_Exercise goal_:
Could you lay out the lines below as a Markdown table with two columns, Row and Line, numbering each row and leaving out any blank lines?
┌──
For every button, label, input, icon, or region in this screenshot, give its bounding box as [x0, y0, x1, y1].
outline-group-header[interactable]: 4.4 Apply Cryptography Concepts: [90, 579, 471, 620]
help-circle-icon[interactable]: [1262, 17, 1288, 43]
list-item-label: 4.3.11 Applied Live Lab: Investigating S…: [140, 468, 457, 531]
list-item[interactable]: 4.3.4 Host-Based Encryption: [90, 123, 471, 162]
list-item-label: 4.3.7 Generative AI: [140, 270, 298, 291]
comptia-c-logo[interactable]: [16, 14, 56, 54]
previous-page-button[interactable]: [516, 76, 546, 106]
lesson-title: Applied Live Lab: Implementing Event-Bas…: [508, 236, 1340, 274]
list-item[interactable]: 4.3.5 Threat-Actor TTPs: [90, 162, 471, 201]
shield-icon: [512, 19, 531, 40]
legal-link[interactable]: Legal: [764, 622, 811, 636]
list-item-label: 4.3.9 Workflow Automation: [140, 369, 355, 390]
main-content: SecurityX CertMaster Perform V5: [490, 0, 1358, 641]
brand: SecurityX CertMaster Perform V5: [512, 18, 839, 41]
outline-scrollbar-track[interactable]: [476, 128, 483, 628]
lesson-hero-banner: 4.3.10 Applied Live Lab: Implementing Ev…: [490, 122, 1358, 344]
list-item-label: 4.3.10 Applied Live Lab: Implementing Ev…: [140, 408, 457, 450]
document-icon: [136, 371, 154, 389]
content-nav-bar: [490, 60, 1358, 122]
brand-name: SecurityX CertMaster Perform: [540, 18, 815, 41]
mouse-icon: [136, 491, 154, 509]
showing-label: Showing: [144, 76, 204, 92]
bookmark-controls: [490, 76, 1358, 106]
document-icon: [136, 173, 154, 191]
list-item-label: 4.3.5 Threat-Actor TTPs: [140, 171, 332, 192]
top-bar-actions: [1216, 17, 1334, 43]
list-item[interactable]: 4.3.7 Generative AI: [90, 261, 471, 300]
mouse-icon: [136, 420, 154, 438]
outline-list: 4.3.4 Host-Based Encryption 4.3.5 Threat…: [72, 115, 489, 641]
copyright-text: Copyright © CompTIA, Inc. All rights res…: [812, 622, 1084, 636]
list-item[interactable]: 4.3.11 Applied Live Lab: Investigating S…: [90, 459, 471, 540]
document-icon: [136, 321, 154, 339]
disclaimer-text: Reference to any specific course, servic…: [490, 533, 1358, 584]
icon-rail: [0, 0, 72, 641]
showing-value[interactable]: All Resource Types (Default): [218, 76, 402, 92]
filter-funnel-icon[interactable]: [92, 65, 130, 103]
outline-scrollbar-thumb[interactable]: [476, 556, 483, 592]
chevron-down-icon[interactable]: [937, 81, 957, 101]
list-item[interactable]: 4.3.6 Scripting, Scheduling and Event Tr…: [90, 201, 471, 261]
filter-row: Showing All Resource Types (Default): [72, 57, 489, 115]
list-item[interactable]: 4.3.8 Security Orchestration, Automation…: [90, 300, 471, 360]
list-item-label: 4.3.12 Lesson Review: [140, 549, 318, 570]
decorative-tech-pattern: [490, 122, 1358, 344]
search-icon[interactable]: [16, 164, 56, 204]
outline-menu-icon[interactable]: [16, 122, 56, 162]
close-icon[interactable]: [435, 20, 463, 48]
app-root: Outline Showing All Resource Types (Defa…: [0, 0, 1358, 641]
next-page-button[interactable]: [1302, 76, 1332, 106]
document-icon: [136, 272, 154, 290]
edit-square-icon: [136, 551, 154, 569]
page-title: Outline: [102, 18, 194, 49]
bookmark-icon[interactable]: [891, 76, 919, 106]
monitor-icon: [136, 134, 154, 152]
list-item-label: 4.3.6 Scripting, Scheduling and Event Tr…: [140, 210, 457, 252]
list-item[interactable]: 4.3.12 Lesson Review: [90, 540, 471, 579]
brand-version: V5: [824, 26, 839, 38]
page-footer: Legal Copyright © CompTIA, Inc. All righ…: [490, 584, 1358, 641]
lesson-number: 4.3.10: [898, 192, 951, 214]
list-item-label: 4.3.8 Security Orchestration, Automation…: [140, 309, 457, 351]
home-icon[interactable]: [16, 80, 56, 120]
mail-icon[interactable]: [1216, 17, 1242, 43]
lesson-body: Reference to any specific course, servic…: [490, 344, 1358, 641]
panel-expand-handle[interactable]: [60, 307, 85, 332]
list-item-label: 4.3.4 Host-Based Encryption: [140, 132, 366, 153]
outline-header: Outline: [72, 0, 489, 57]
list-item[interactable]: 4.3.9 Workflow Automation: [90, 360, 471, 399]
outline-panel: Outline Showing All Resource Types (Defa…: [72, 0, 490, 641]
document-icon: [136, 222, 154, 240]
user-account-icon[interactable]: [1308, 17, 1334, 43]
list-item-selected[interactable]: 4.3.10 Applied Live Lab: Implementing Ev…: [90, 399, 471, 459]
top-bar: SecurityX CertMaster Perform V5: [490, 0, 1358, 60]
└──
_Correct answer_:
| Row | Line |
|---|---|
| 1 | For every button, label, input, icon, or region in this screenshot, give its bounding box as [x0, y0, x1, y1]. |
| 2 | outline-group-header[interactable]: 4.4 Apply Cryptography Concepts: [90, 579, 471, 620] |
| 3 | help-circle-icon[interactable]: [1262, 17, 1288, 43] |
| 4 | list-item-label: 4.3.11 Applied Live Lab: Investigating S…: [140, 468, 457, 531] |
| 5 | list-item[interactable]: 4.3.4 Host-Based Encryption: [90, 123, 471, 162] |
| 6 | list-item-label: 4.3.7 Generative AI: [140, 270, 298, 291] |
| 7 | comptia-c-logo[interactable]: [16, 14, 56, 54] |
| 8 | previous-page-button[interactable]: [516, 76, 546, 106] |
| 9 | lesson-title: Applied Live Lab: Implementing Event-Bas…: [508, 236, 1340, 274] |
| 10 | list-item[interactable]: 4.3.5 Threat-Actor TTPs: [90, 162, 471, 201] |
| 11 | shield-icon: [512, 19, 531, 40] |
| 12 | legal-link[interactable]: Legal: [764, 622, 811, 636] |
| 13 | list-item-label: 4.3.9 Workflow Automation: [140, 369, 355, 390] |
| 14 | main-content: SecurityX CertMaster Perform V5: [490, 0, 1358, 641] |
| 15 | brand: SecurityX CertMaster Perform V5: [512, 18, 839, 41] |
| 16 | outline-scrollbar-track[interactable]: [476, 128, 483, 628] |
| 17 | lesson-hero-banner: 4.3.10 Applied Live Lab: Implementing Ev…: [490, 122, 1358, 344] |
| 18 | list-item-label: 4.3.10 Applied Live Lab: Implementing Ev…: [140, 408, 457, 450] |
| 19 | document-icon: [136, 371, 154, 389] |
| 20 | content-nav-bar: [490, 60, 1358, 122] |
| 21 | brand-name: SecurityX CertMaster Perform: [540, 18, 815, 41] |
| 22 | mouse-icon: [136, 491, 154, 509] |
| 23 | showing-label: Showing: [144, 76, 204, 92] |
| 24 | bookmark-controls: [490, 76, 1358, 106] |
| 25 | document-icon: [136, 173, 154, 191] |
| 26 | list-item-label: 4.3.5 Threat-Actor TTPs: [140, 171, 332, 192] |
| 27 | top-bar-actions: [1216, 17, 1334, 43] |
| 28 | list-item[interactable]: 4.3.7 Generative AI: [90, 261, 471, 300] |
| 29 | mouse-icon: [136, 420, 154, 438] |
| 30 | outline-list: 4.3.4 Host-Based Encryption 4.3.5 Threat…: [72, 115, 489, 641] |
| 31 | copyright-text: Copyright © CompTIA, Inc. All rights res…: [812, 622, 1084, 636] |
| 32 | list-item[interactable]: 4.3.11 Applied Live Lab: Investigating S…: [90, 459, 471, 540] |
| 33 | document-icon: [136, 321, 154, 339] |
| 34 | disclaimer-text: Reference to any specific course, servic…: [490, 533, 1358, 584] |
| 35 | icon-rail: [0, 0, 72, 641] |
| 36 | showing-value[interactable]: All Resource Types (Default): [218, 76, 402, 92] |
| 37 | filter-funnel-icon[interactable]: [92, 65, 130, 103] |
| 38 | outline-scrollbar-thumb[interactable]: [476, 556, 483, 592] |
| 39 | chevron-down-icon[interactable]: [937, 81, 957, 101] |
| 40 | list-item[interactable]: 4.3.6 Scripting, Scheduling and Event Tr…: [90, 201, 471, 261] |
| 41 | filter-row: Showing All Resource Types (Default): [72, 57, 489, 115] |
| 42 | list-item[interactable]: 4.3.8 Security Orchestration, Automation…: [90, 300, 471, 360] |
| 43 | list-item-label: 4.3.12 Lesson Review: [140, 549, 318, 570] |
| 44 | decorative-tech-pattern: [490, 122, 1358, 344] |
| 45 | search-icon[interactable]: [16, 164, 56, 204] |
| 46 | outline-menu-icon[interactable]: [16, 122, 56, 162] |
| 47 | close-icon[interactable]: [435, 20, 463, 48] |
| 48 | app-root: Outline Showing All Resource Types (Defa…: [0, 0, 1358, 641] |
| 49 | next-page-button[interactable]: [1302, 76, 1332, 106] |
| 50 | document-icon: [136, 272, 154, 290] |
| 51 | edit-square-icon: [136, 551, 154, 569] |
| 52 | page-title: Outline: [102, 18, 194, 49] |
| 53 | bookmark-icon[interactable]: [891, 76, 919, 106] |
| 54 | monitor-icon: [136, 134, 154, 152] |
| 55 | list-item-label: 4.3.6 Scripting, Scheduling and Event Tr…: [140, 210, 457, 252] |
| 56 | list-item[interactable]: 4.3.12 Lesson Review: [90, 540, 471, 579] |
| 57 | brand-version: V5: [824, 26, 839, 38] |
| 58 | page-footer: Legal Copyright © CompTIA, Inc. All righ…: [490, 584, 1358, 641] |
| 59 | lesson-number: 4.3.10: [898, 192, 951, 214] |
| 60 | list-item-label: 4.3.8 Security Orchestration, Automation…: [140, 309, 457, 351] |
| 61 | home-icon[interactable]: [16, 80, 56, 120] |
| 62 | mail-icon[interactable]: [1216, 17, 1242, 43] |
| 63 | lesson-body: Reference to any specific course, servic…: [490, 344, 1358, 641] |
| 64 | panel-expand-handle[interactable]: [60, 307, 85, 332] |
| 65 | list-item-label: 4.3.4 Host-Based Encryption: [140, 132, 366, 153] |
| 66 | outline-header: Outline: [72, 0, 489, 57] |
| 67 | list-item[interactable]: 4.3.9 Workflow Automation: [90, 360, 471, 399] |
| 68 | outline-panel: Outline Showing All Resource Types (Defa…: [72, 0, 490, 641] |
| 69 | document-icon: [136, 222, 154, 240] |
| 70 | user-account-icon[interactable]: [1308, 17, 1334, 43] |
| 71 | list-item-selected[interactable]: 4.3.10 Applied Live Lab: Implementing Ev…: [90, 399, 471, 459] |
| 72 | top-bar: SecurityX CertMaster Perform V5: [490, 0, 1358, 60] |